Task goal
Copy every line below word for word, leaving out the picture.

Data for this task
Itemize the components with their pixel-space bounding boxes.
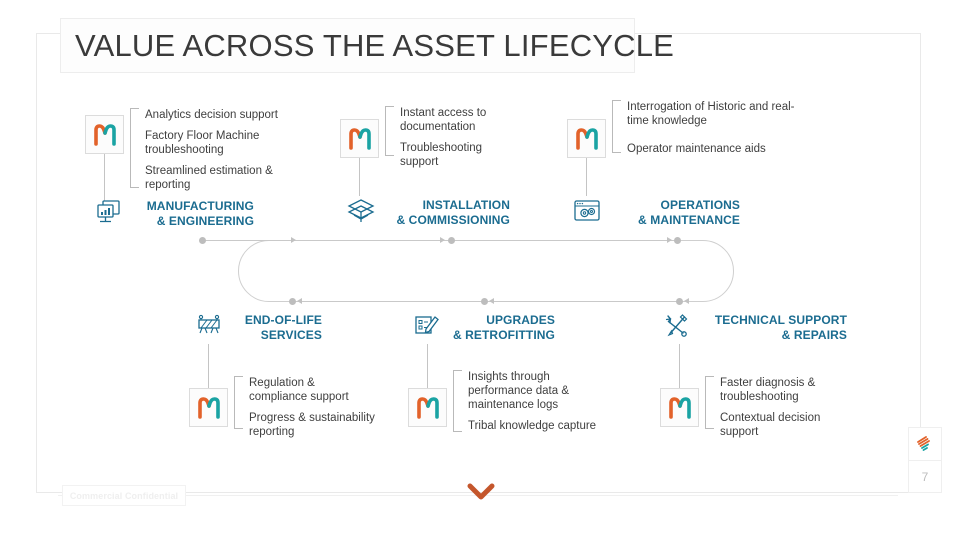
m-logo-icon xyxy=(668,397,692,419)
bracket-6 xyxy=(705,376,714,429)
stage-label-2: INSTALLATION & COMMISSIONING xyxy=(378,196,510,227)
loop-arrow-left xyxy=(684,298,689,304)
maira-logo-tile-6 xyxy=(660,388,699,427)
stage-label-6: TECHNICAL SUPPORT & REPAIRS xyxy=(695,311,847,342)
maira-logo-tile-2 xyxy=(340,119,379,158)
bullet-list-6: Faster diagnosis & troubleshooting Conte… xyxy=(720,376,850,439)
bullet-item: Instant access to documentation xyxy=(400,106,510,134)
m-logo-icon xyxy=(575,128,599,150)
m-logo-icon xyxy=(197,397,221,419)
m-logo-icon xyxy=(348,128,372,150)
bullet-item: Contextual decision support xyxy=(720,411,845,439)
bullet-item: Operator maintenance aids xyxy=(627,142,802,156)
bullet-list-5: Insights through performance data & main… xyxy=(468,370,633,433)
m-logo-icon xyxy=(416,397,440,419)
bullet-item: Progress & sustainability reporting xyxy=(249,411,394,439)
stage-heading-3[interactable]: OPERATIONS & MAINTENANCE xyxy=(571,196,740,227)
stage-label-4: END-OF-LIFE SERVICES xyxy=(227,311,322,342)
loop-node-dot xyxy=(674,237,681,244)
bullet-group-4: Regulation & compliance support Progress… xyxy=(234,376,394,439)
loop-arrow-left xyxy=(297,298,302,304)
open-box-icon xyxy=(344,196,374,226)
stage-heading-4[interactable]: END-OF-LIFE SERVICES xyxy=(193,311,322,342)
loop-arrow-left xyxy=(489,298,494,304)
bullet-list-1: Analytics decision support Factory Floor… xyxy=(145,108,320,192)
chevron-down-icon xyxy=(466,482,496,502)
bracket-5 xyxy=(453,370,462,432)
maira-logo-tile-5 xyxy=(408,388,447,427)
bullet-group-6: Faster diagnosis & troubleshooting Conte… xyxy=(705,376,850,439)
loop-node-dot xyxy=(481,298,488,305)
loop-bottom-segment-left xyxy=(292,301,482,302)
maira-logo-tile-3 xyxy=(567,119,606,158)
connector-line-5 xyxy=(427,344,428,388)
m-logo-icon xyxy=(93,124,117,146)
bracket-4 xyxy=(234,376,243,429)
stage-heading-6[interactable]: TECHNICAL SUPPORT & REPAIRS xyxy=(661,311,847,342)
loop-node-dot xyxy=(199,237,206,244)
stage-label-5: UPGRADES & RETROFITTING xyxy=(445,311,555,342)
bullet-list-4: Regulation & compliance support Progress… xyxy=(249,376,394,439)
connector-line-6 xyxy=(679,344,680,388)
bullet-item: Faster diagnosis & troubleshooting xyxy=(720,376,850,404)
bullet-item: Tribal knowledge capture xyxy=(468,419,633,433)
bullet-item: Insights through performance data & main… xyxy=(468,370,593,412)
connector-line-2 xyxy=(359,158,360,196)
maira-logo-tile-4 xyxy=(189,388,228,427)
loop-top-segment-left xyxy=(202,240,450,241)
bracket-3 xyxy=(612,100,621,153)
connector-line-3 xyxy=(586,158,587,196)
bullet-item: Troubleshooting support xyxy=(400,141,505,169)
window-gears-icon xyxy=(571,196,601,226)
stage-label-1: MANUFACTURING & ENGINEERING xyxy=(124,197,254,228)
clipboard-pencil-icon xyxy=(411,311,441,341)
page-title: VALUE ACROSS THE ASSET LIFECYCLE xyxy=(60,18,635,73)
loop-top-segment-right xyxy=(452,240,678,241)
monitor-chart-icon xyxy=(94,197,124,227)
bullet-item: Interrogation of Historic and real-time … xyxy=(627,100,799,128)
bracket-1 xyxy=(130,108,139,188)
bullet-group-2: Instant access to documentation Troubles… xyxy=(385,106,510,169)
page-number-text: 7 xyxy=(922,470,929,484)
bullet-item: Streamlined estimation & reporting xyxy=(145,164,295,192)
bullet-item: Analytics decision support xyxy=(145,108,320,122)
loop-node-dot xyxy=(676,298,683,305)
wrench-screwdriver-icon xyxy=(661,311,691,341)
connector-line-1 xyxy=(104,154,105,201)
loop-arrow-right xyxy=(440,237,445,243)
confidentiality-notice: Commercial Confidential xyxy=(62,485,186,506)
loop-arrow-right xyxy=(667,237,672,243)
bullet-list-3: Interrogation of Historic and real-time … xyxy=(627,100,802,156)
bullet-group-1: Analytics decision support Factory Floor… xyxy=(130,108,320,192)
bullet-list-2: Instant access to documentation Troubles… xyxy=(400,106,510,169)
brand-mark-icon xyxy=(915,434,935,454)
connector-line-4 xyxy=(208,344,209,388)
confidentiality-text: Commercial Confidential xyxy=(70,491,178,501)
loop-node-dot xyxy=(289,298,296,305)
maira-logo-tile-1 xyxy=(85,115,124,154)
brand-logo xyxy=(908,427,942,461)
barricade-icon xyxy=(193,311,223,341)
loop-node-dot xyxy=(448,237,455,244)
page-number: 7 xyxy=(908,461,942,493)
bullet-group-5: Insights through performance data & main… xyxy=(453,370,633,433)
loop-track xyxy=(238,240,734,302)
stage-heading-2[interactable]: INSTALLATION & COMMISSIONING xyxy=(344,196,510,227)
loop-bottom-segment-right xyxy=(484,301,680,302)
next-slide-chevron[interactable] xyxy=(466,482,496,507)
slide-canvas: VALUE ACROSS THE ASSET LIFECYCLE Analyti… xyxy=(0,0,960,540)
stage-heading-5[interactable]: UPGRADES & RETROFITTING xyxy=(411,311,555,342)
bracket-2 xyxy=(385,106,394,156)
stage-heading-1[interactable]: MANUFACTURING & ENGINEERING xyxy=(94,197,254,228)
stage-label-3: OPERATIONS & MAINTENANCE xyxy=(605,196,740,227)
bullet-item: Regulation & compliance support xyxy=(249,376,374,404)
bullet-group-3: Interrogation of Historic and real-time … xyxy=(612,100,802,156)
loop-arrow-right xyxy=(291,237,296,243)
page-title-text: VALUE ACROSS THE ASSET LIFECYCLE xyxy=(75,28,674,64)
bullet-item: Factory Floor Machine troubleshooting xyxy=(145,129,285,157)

Task result
Itemize the components with their pixel-space bounding boxes.
m-logo-icon xyxy=(668,397,692,419)
bracket-6 xyxy=(705,376,714,429)
stage-label-2: INSTALLATION & COMMISSIONING xyxy=(378,196,510,227)
loop-arrow-left xyxy=(684,298,689,304)
maira-logo-tile-6 xyxy=(660,388,699,427)
stage-label-6: TECHNICAL SUPPORT & REPAIRS xyxy=(695,311,847,342)
maira-logo-tile-2 xyxy=(340,119,379,158)
bullet-list-6: Faster diagnosis & troubleshooting Conte… xyxy=(720,376,850,439)
bullet-item: Instant access to documentation xyxy=(400,106,510,134)
m-logo-icon xyxy=(575,128,599,150)
m-logo-icon xyxy=(197,397,221,419)
m-logo-icon xyxy=(348,128,372,150)
bullet-item: Contextual decision support xyxy=(720,411,845,439)
bullet-item: Operator maintenance aids xyxy=(627,142,802,156)
bullet-list-5: Insights through performance data & main… xyxy=(468,370,633,433)
m-logo-icon xyxy=(416,397,440,419)
bullet-item: Progress & sustainability reporting xyxy=(249,411,394,439)
stage-heading-3[interactable]: OPERATIONS & MAINTENANCE xyxy=(571,196,740,227)
stage-label-4: END-OF-LIFE SERVICES xyxy=(227,311,322,342)
loop-node-dot xyxy=(674,237,681,244)
bullet-group-4: Regulation & compliance support Progress… xyxy=(234,376,394,439)
loop-arrow-left xyxy=(297,298,302,304)
open-box-icon xyxy=(344,196,374,226)
stage-heading-4[interactable]: END-OF-LIFE SERVICES xyxy=(193,311,322,342)
loop-arrow-left xyxy=(489,298,494,304)
bullet-list-1: Analytics decision support Factory Floor… xyxy=(145,108,320,192)
chevron-down-icon xyxy=(466,482,496,502)
bracket-5 xyxy=(453,370,462,432)
maira-logo-tile-5 xyxy=(408,388,447,427)
bullet-group-6: Faster diagnosis & troubleshooting Conte… xyxy=(705,376,850,439)
loop-node-dot xyxy=(481,298,488,305)
loop-bottom-segment-left xyxy=(292,301,482,302)
maira-logo-tile-3 xyxy=(567,119,606,158)
connector-line-5 xyxy=(427,344,428,388)
m-logo-icon xyxy=(93,124,117,146)
bracket-4 xyxy=(234,376,243,429)
stage-heading-6[interactable]: TECHNICAL SUPPORT & REPAIRS xyxy=(661,311,847,342)
loop-node-dot xyxy=(199,237,206,244)
stage-label-5: UPGRADES & RETROFITTING xyxy=(445,311,555,342)
bullet-list-4: Regulation & compliance support Progress… xyxy=(249,376,394,439)
connector-line-6 xyxy=(679,344,680,388)
bullet-item: Faster diagnosis & troubleshooting xyxy=(720,376,850,404)
bullet-item: Tribal knowledge capture xyxy=(468,419,633,433)
bullet-item: Insights through performance data & main… xyxy=(468,370,593,412)
connector-line-2 xyxy=(359,158,360,196)
maira-logo-tile-4 xyxy=(189,388,228,427)
loop-top-segment-left xyxy=(202,240,450,241)
bracket-3 xyxy=(612,100,621,153)
connector-line-3 xyxy=(586,158,587,196)
bullet-item: Troubleshooting support xyxy=(400,141,505,169)
window-gears-icon xyxy=(571,196,601,226)
stage-label-1: MANUFACTURING & ENGINEERING xyxy=(124,197,254,228)
clipboard-pencil-icon xyxy=(411,311,441,341)
page-title: VALUE ACROSS THE ASSET LIFECYCLE xyxy=(60,18,635,73)
loop-top-segment-right xyxy=(452,240,678,241)
monitor-chart-icon xyxy=(94,197,124,227)
bullet-item: Interrogation of Historic and real-time … xyxy=(627,100,799,128)
bracket-1 xyxy=(130,108,139,188)
bullet-group-2: Instant access to documentation Troubles… xyxy=(385,106,510,169)
page-number-text: 7 xyxy=(922,470,929,484)
bullet-item: Streamlined estimation & reporting xyxy=(145,164,295,192)
bullet-item: Analytics decision support xyxy=(145,108,320,122)
loop-node-dot xyxy=(676,298,683,305)
wrench-screwdriver-icon xyxy=(661,311,691,341)
connector-line-1 xyxy=(104,154,105,201)
loop-arrow-right xyxy=(440,237,445,243)
confidentiality-notice: Commercial Confidential xyxy=(62,485,186,506)
loop-arrow-right xyxy=(667,237,672,243)
bullet-list-3: Interrogation of Historic and real-time … xyxy=(627,100,802,156)
bullet-group-1: Analytics decision support Factory Floor… xyxy=(130,108,320,192)
bullet-list-2: Instant access to documentation Troubles… xyxy=(400,106,510,169)
brand-mark-icon xyxy=(915,434,935,454)
connector-line-4 xyxy=(208,344,209,388)
confidentiality-text: Commercial Confidential xyxy=(70,491,178,501)
loop-node-dot xyxy=(289,298,296,305)
maira-logo-tile-1 xyxy=(85,115,124,154)
brand-logo xyxy=(908,427,942,461)
barricade-icon xyxy=(193,311,223,341)
loop-node-dot xyxy=(448,237,455,244)
page-number: 7 xyxy=(908,461,942,493)
bullet-group-5: Insights through performance data & main… xyxy=(453,370,633,433)
loop-track xyxy=(238,240,734,302)
stage-heading-2[interactable]: INSTALLATION & COMMISSIONING xyxy=(344,196,510,227)
loop-bottom-segment-right xyxy=(484,301,680,302)
next-slide-chevron[interactable] xyxy=(466,482,496,507)
slide-canvas: VALUE ACROSS THE ASSET LIFECYCLE Analyti… xyxy=(0,0,960,540)
stage-heading-5[interactable]: UPGRADES & RETROFITTING xyxy=(411,311,555,342)
bracket-2 xyxy=(385,106,394,156)
stage-heading-1[interactable]: MANUFACTURING & ENGINEERING xyxy=(94,197,254,228)
stage-label-3: OPERATIONS & MAINTENANCE xyxy=(605,196,740,227)
bullet-item: Regulation & compliance support xyxy=(249,376,374,404)
bullet-group-3: Interrogation of Historic and real-time … xyxy=(612,100,802,156)
loop-arrow-right xyxy=(291,237,296,243)
page-title-text: VALUE ACROSS THE ASSET LIFECYCLE xyxy=(75,28,674,64)
bullet-item: Factory Floor Machine troubleshooting xyxy=(145,129,285,157)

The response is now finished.